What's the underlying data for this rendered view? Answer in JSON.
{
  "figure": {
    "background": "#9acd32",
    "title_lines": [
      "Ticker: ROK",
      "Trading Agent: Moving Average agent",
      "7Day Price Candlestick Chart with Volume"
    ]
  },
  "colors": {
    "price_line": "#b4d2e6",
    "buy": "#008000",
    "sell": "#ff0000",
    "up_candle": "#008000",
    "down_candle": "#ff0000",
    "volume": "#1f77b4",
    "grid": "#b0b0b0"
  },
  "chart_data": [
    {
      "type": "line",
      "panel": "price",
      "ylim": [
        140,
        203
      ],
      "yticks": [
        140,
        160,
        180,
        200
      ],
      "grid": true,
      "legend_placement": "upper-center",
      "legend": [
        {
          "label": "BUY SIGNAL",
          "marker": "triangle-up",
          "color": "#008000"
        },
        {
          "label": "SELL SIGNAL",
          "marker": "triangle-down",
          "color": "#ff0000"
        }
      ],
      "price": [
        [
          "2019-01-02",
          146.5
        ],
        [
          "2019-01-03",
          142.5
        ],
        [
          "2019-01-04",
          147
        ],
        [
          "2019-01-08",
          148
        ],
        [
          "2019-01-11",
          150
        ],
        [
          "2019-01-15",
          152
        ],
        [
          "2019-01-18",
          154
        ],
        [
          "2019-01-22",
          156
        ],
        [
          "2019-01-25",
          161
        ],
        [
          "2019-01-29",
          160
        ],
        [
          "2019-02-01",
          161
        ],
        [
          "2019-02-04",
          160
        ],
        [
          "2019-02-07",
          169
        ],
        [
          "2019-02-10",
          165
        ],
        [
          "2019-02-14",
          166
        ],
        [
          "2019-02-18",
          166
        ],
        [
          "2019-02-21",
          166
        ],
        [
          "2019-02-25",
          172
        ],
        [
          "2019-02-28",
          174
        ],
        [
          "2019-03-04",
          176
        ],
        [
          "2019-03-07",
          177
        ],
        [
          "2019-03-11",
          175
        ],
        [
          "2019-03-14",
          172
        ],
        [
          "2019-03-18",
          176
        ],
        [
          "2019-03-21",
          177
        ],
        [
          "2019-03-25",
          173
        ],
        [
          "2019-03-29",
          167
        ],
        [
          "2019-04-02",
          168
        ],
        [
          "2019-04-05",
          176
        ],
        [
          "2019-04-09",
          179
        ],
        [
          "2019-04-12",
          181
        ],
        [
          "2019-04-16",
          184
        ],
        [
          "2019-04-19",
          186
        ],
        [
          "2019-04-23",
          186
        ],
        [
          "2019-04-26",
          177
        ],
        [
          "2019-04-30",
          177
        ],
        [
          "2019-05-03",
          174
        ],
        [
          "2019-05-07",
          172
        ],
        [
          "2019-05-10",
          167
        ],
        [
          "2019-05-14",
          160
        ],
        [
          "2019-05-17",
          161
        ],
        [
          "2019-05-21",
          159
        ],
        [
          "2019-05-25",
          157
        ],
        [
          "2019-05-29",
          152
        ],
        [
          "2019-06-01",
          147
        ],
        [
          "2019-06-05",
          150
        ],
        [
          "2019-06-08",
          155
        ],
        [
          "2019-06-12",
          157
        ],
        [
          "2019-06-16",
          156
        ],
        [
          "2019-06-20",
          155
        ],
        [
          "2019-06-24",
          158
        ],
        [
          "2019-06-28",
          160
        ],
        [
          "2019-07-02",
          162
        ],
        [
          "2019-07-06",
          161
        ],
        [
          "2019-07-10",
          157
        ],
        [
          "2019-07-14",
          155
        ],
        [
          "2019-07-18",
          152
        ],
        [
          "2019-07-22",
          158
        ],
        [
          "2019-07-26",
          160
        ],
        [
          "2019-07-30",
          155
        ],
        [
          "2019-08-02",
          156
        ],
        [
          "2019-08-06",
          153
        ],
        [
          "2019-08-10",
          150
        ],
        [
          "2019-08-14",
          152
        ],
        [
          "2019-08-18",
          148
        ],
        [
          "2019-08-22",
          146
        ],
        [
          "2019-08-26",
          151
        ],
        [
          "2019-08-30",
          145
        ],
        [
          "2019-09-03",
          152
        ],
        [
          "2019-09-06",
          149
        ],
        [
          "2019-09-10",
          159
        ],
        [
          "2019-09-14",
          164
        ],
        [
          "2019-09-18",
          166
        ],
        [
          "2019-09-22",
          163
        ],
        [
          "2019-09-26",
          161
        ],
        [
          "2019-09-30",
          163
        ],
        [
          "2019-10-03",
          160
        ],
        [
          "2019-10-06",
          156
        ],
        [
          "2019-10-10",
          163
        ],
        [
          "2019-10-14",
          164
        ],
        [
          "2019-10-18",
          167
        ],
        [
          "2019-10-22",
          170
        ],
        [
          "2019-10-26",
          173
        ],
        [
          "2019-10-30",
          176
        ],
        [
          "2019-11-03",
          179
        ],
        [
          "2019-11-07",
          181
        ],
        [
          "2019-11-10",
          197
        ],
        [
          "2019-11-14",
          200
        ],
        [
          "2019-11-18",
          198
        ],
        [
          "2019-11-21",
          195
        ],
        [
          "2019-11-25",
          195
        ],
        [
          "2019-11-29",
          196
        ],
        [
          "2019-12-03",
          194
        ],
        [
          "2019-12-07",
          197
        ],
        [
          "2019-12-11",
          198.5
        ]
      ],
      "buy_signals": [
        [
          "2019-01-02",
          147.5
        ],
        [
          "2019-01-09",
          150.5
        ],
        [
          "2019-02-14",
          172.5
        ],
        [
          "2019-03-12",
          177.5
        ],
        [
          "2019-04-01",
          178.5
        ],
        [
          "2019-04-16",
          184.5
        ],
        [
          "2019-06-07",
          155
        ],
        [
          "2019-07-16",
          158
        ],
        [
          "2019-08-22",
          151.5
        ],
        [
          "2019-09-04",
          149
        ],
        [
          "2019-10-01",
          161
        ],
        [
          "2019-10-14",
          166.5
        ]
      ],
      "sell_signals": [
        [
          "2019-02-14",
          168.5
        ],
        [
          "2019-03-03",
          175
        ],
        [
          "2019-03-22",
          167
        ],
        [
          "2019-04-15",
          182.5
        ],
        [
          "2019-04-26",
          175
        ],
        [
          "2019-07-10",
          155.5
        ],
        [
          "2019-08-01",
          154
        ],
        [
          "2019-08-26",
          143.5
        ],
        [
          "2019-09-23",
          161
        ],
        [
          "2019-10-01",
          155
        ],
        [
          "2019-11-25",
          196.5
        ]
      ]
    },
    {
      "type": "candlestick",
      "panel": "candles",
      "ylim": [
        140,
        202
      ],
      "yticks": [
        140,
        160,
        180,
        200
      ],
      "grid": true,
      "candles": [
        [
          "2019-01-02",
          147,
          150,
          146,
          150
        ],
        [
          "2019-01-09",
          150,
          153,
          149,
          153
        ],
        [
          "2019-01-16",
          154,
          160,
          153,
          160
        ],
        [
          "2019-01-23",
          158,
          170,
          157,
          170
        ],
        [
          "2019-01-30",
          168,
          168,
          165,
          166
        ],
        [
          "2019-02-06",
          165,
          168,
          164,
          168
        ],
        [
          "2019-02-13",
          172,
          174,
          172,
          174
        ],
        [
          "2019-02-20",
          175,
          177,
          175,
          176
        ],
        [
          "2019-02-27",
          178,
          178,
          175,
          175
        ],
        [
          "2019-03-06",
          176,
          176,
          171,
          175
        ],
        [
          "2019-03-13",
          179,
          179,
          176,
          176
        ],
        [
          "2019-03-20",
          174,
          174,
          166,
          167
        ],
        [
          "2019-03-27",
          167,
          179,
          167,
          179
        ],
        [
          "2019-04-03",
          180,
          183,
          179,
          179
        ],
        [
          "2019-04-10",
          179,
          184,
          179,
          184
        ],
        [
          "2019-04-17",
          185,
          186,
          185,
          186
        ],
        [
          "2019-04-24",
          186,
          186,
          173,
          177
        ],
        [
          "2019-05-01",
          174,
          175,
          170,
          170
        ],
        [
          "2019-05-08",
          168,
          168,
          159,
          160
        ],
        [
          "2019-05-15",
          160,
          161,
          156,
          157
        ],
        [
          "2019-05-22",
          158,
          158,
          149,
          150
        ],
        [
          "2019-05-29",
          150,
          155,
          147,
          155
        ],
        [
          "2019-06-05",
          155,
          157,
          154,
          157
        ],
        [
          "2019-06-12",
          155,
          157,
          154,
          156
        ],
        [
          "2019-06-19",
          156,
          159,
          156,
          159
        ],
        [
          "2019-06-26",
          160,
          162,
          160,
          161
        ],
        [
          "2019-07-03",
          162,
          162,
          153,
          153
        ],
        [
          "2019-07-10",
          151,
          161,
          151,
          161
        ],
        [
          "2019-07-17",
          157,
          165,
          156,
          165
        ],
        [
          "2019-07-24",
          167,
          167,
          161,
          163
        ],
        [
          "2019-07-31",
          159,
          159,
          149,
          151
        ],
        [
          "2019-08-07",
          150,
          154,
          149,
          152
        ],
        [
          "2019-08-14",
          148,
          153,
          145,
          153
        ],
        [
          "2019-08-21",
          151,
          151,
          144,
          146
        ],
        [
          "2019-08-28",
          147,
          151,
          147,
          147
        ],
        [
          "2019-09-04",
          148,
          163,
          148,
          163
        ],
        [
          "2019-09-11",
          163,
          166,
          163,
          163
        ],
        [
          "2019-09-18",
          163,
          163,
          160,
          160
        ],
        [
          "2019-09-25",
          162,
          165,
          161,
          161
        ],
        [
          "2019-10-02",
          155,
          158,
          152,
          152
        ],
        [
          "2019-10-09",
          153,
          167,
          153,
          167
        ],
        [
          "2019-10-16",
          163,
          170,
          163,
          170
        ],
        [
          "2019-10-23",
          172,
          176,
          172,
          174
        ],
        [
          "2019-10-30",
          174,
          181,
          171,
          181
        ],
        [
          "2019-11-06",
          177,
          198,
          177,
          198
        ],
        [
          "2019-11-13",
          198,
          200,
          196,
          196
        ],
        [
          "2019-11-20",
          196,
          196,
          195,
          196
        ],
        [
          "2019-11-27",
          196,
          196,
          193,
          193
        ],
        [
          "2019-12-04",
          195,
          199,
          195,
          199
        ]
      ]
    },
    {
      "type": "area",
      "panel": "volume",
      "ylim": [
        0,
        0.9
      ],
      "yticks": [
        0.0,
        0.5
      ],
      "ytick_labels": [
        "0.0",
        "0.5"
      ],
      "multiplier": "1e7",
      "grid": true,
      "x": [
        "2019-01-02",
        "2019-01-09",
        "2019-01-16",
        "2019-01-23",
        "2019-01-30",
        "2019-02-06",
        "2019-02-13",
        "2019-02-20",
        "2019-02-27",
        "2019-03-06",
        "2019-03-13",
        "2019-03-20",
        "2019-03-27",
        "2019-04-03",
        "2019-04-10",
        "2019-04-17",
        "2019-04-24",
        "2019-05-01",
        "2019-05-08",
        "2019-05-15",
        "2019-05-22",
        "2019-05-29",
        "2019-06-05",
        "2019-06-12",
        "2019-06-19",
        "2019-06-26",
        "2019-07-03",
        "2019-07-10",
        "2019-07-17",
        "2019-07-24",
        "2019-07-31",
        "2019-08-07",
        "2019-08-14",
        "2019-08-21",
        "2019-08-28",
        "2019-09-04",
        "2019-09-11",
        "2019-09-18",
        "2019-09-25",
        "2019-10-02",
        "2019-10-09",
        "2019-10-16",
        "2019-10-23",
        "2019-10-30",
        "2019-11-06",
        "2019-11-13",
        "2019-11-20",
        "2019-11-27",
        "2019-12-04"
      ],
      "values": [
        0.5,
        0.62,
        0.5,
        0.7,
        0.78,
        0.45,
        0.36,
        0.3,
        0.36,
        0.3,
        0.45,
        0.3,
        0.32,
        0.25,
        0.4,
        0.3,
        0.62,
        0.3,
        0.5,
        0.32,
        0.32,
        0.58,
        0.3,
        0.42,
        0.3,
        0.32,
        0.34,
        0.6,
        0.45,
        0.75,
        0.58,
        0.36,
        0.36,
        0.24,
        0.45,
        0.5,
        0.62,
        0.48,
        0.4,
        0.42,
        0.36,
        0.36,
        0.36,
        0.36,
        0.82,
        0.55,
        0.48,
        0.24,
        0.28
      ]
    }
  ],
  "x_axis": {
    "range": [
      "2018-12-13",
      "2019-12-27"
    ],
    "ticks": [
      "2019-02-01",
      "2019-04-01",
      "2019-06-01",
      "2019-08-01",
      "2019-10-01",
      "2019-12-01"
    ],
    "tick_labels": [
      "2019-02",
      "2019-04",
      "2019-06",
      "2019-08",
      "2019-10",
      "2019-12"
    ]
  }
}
⁂
Problem to work on:
Collect every line with the string "marker" from the records, and copy each.

Result of this task:
          "marker": "triangle-up",
          "marker": "triangle-down",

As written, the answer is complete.